# Stated goal
Reproduce every line of the records below verbatim, leaving out the pictures.

Dataset records:
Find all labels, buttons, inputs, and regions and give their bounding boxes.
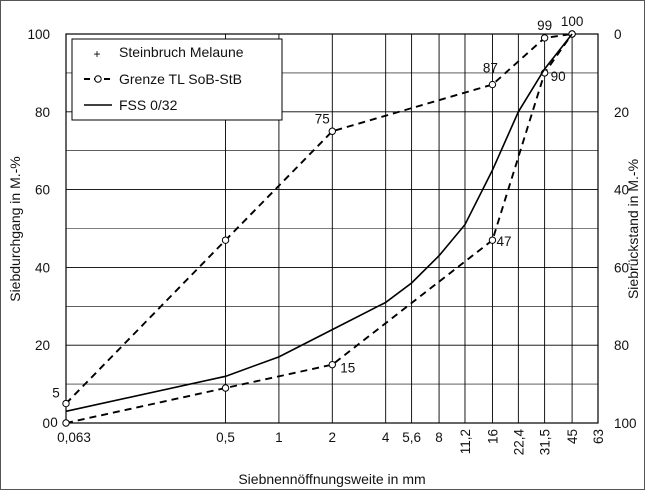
y-tick-label-left: 40 [35,260,50,275]
x-tick-label: 11,2 [458,429,473,454]
x-tick-label: 8 [435,430,443,445]
grenze-point [221,236,230,244]
y-tick-label-right: 40 [614,183,629,198]
y-tick-label-right: 20 [614,105,629,120]
legend-item-fss: FSS 0/32 [84,97,178,113]
data-label: 90 [551,69,566,84]
legend-label-fss: FSS 0/32 [119,97,178,113]
x-tick-label: 45 [565,429,580,444]
y-tick-labels-left: 0 20 40 60 80 100 [27,27,50,431]
grenze-line [65,33,573,424]
y-tick-label-left: 20 [35,338,50,353]
data-label: 5 [52,386,60,401]
y-tick-labels-right: 0 20 40 60 80 100 [614,27,637,431]
data-label: 15 [340,361,355,376]
grenze-point [488,236,497,244]
legend-marker-plus: + [93,47,100,61]
y-tick-label-right: 0 [614,27,622,42]
x-tick-label: 1 [275,430,283,445]
legend: + Steinbruch Melaune Grenze TL SoB-StB F… [71,38,283,121]
x-tick-label: 22,4 [511,429,526,456]
grenze-point [62,419,70,427]
y-axis-label-right: Siebrückstand in M.-% [625,159,641,299]
legend-marker-circle [94,75,102,83]
series-layer [62,30,576,427]
x-axis-label: Siebnennöffnungsweite in mm [238,471,425,487]
data-label: 87 [483,61,498,76]
grenze-point [488,80,497,89]
y-tick-label-left: 0 [42,416,50,431]
y-axis-label-left: Siebdurchgang in M.-% [7,156,23,302]
grenze-point [328,360,336,369]
legend-label-steinbruch: Steinbruch Melaune [119,44,244,60]
y-tick-label-right: 100 [614,416,637,431]
grenze-point [328,127,336,135]
legend-item-steinbruch: + Steinbruch Melaune [93,44,243,61]
fss-line [65,33,573,413]
grenze-point [221,384,230,392]
data-label: 75 [315,111,330,126]
x-tick-label: 0,5 [216,430,235,445]
x-tick-label: 16 [485,429,500,444]
legend-item-grenze: Grenze TL SoB-StB [84,71,242,87]
y-tick-label-left: 100 [27,27,50,42]
grenze-point [62,399,70,408]
x-tick-label: 0,063 [57,430,91,445]
data-label: 100 [561,14,584,29]
data-label: 47 [496,234,511,249]
data-label: 0 [50,415,58,430]
legend-label-grenze: Grenze TL SoB-StB [119,71,242,87]
y-tick-label-left: 60 [35,183,50,198]
x-tick-labels: 0,063 0,5 1 2 4 5,6 8 11,2 16 22,4 31,5 45 63 [57,429,606,456]
y-tick-label-right: 60 [614,260,629,275]
data-labels: 0 5 75 15 87 47 99 90 100 [50,14,583,430]
x-tick-label: 4 [382,430,390,445]
plot-frame [65,33,599,424]
data-label: 99 [537,18,552,33]
grenze-point [540,34,549,42]
x-tick-label: 63 [591,429,606,444]
x-tick-label: 31,5 [538,429,553,455]
y-tick-label-right: 80 [614,338,629,353]
y-tick-label-left: 80 [35,105,50,120]
x-tick-label: 2 [329,430,337,445]
x-tick-label: 5,6 [402,430,421,445]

# Task solution
Find all labels, buttons, inputs, and regions and give their bounding boxes.
y-tick-label-left: 40 [35,260,50,275]
x-tick-label: 11,2 [458,429,473,454]
x-tick-label: 8 [435,430,443,445]
grenze-point [221,236,230,244]
y-tick-label-right: 40 [614,183,629,198]
y-tick-label-right: 20 [614,105,629,120]
legend-item-fss: FSS 0/32 [84,97,178,113]
data-label: 90 [551,69,566,84]
legend-label-fss: FSS 0/32 [119,97,178,113]
x-tick-label: 45 [565,429,580,444]
y-tick-labels-left: 0 20 40 60 80 100 [27,27,50,431]
grenze-line [65,33,573,424]
y-tick-label-left: 20 [35,338,50,353]
data-label: 5 [52,386,60,401]
y-tick-labels-right: 0 20 40 60 80 100 [614,27,637,431]
data-label: 15 [340,361,355,376]
grenze-point [488,236,497,244]
legend-marker-plus: + [93,47,100,61]
y-tick-label-right: 0 [614,27,622,42]
x-tick-label: 1 [275,430,283,445]
legend: + Steinbruch Melaune Grenze TL SoB-StB F… [71,38,283,121]
x-tick-label: 22,4 [511,429,526,456]
grenze-point [62,419,70,427]
y-axis-label-right: Siebrückstand in M.-% [625,159,641,299]
legend-marker-circle [94,75,102,83]
series-layer [62,30,576,427]
x-axis-label: Siebnennöffnungsweite in mm [238,471,425,487]
data-label: 87 [483,61,498,76]
grenze-point [488,80,497,89]
y-tick-label-left: 0 [42,416,50,431]
y-axis-label-left: Siebdurchgang in M.-% [7,156,23,302]
grenze-point [328,360,336,369]
legend-label-steinbruch: Steinbruch Melaune [119,44,244,60]
y-tick-label-right: 100 [614,416,637,431]
grenze-point [328,127,336,135]
legend-item-steinbruch: + Steinbruch Melaune [93,44,243,61]
fss-line [65,33,573,413]
grenze-point [221,384,230,392]
data-label: 75 [315,111,330,126]
x-tick-label: 0,5 [216,430,235,445]
x-tick-label: 16 [485,429,500,444]
legend-item-grenze: Grenze TL SoB-StB [84,71,242,87]
y-tick-label-left: 100 [27,27,50,42]
grenze-point [62,399,70,408]
x-tick-label: 0,063 [57,430,91,445]
data-label: 100 [561,14,584,29]
data-label: 47 [496,234,511,249]
data-label: 0 [50,415,58,430]
legend-label-grenze: Grenze TL SoB-StB [119,71,242,87]
y-tick-label-left: 60 [35,183,50,198]
x-tick-labels: 0,063 0,5 1 2 4 5,6 8 11,2 16 22,4 31,5 45 63 [57,429,606,456]
y-tick-label-right: 60 [614,260,629,275]
data-labels: 0 5 75 15 87 47 99 90 100 [50,14,583,430]
x-tick-label: 4 [382,430,390,445]
plot-frame [65,33,599,424]
data-label: 99 [537,18,552,33]
grenze-point [540,34,549,42]
x-tick-label: 63 [591,429,606,444]
x-tick-label: 31,5 [538,429,553,455]
y-tick-label-right: 80 [614,338,629,353]
y-tick-label-left: 80 [35,105,50,120]
x-tick-label: 2 [329,430,337,445]
x-tick-label: 5,6 [402,430,421,445]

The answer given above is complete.